Task to carry out:
Give only the number of lines where "VanDerLee" occurs.

___ The data

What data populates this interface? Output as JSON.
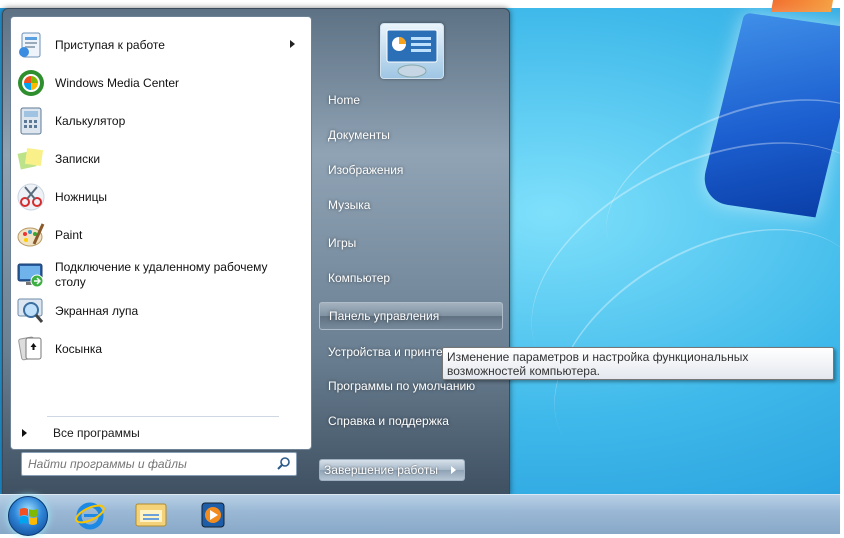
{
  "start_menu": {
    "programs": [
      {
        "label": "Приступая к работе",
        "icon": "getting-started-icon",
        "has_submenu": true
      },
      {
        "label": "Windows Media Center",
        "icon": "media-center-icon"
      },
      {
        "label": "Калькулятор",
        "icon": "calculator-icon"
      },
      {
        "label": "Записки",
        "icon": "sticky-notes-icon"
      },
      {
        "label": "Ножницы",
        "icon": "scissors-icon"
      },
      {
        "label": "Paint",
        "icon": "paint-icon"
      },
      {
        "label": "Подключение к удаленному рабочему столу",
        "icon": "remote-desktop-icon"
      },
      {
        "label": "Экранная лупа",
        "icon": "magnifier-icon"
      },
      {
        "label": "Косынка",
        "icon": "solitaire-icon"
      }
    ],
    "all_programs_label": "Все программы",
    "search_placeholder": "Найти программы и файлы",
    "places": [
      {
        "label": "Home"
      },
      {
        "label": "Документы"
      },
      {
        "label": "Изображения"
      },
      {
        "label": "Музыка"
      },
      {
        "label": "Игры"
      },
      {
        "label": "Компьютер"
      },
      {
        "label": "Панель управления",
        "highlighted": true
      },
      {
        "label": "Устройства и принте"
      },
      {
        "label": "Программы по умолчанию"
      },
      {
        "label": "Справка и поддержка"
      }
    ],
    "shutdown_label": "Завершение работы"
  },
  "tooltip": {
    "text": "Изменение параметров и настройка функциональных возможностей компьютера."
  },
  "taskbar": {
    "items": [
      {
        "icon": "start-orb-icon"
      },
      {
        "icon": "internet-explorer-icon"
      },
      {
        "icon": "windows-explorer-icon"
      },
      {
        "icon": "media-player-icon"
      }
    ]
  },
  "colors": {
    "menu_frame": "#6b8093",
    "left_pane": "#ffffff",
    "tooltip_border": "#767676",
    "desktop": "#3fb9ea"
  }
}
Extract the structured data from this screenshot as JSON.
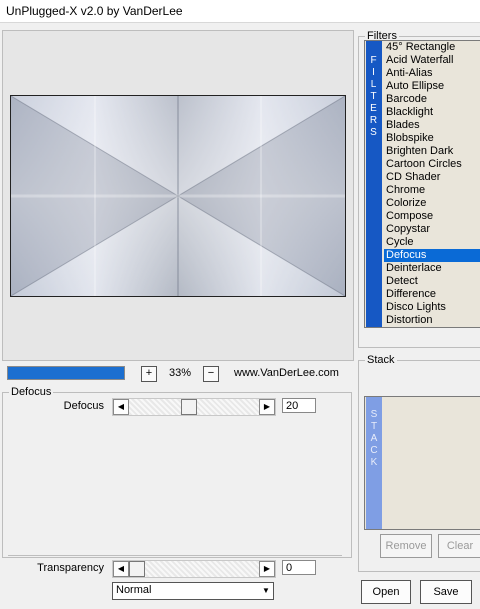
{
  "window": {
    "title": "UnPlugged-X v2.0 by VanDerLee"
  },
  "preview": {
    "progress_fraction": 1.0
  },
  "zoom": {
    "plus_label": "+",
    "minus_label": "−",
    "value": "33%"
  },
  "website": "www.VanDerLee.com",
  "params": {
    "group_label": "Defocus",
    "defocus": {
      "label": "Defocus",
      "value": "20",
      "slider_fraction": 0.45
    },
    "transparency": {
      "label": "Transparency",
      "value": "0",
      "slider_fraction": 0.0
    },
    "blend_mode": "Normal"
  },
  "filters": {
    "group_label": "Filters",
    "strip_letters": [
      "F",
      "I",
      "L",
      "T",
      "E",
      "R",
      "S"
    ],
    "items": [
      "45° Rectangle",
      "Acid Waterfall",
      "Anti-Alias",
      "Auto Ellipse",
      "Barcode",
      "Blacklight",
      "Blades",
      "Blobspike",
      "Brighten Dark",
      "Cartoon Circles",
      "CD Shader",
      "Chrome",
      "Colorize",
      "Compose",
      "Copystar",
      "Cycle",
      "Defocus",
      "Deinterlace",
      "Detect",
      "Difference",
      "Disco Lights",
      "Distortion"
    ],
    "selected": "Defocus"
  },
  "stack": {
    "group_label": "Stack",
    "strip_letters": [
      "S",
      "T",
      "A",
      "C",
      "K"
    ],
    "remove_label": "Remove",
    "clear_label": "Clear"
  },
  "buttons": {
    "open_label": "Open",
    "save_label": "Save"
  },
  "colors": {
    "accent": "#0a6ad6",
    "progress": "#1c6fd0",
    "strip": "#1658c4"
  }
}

______

Full answer:
2